EXTRACTED INFORMATION -
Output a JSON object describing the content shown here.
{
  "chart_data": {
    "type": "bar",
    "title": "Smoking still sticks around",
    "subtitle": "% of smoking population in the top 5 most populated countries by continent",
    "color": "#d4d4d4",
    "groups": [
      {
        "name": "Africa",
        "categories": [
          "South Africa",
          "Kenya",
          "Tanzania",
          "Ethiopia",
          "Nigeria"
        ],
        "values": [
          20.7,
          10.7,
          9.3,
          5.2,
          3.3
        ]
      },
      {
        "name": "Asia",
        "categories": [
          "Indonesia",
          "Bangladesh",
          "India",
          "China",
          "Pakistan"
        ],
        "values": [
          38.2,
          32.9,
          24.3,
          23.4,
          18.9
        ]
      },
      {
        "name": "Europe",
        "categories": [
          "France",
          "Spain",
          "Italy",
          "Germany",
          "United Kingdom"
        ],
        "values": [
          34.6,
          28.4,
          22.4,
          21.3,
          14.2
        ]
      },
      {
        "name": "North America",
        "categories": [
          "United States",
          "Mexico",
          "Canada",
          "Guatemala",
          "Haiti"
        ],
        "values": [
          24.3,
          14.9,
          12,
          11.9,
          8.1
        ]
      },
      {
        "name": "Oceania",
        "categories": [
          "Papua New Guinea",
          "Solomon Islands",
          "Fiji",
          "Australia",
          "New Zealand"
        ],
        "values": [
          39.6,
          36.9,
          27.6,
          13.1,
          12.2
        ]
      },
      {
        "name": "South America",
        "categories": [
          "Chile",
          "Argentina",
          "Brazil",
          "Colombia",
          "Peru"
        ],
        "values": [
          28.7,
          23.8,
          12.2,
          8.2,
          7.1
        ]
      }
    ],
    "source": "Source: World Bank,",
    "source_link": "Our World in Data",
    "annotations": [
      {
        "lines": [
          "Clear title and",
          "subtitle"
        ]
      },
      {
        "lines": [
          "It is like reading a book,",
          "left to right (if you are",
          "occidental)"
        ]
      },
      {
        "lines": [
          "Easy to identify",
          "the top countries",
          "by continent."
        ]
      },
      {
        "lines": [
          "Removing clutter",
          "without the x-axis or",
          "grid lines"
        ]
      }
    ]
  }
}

EXERCISE OBJECTIVE - Print every entry exactly as written.

FINAL RESULT -
Output a JSON object describing the content shown here.
{
  "chart_data": {
    "type": "bar",
    "title": "Smoking still sticks around",
    "subtitle": "% of smoking population in the top 5 most populated countries by continent",
    "color": "#d4d4d4",
    "groups": [
      {
        "name": "Africa",
        "categories": [
          "South Africa",
          "Kenya",
          "Tanzania",
          "Ethiopia",
          "Nigeria"
        ],
        "values": [
          20.7,
          10.7,
          9.3,
          5.2,
          3.3
        ]
      },
      {
        "name": "Asia",
        "categories": [
          "Indonesia",
          "Bangladesh",
          "India",
          "China",
          "Pakistan"
        ],
        "values": [
          38.2,
          32.9,
          24.3,
          23.4,
          18.9
        ]
      },
      {
        "name": "Europe",
        "categories": [
          "France",
          "Spain",
          "Italy",
          "Germany",
          "United Kingdom"
        ],
        "values": [
          34.6,
          28.4,
          22.4,
          21.3,
          14.2
        ]
      },
      {
        "name": "North America",
        "categories": [
          "United States",
          "Mexico",
          "Canada",
          "Guatemala",
          "Haiti"
        ],
        "values": [
          24.3,
          14.9,
          12,
          11.9,
          8.1
        ]
      },
      {
        "name": "Oceania",
        "categories": [
          "Papua New Guinea",
          "Solomon Islands",
          "Fiji",
          "Australia",
          "New Zealand"
        ],
        "values": [
          39.6,
          36.9,
          27.6,
          13.1,
          12.2
        ]
      },
      {
        "name": "South America",
        "categories": [
          "Chile",
          "Argentina",
          "Brazil",
          "Colombia",
          "Peru"
        ],
        "values": [
          28.7,
          23.8,
          12.2,
          8.2,
          7.1
        ]
      }
    ],
    "source": "Source: World Bank,",
    "source_link": "Our World in Data",
    "annotations": [
      {
        "lines": [
          "Clear title and",
          "subtitle"
        ]
      },
      {
        "lines": [
          "It is like reading a book,",
          "left to right (if you are",
          "occidental)"
        ]
      },
      {
        "lines": [
          "Easy to identify",
          "the top countries",
          "by continent."
        ]
      },
      {
        "lines": [
          "Removing clutter",
          "without the x-axis or",
          "grid lines"
        ]
      }
    ]
  }
}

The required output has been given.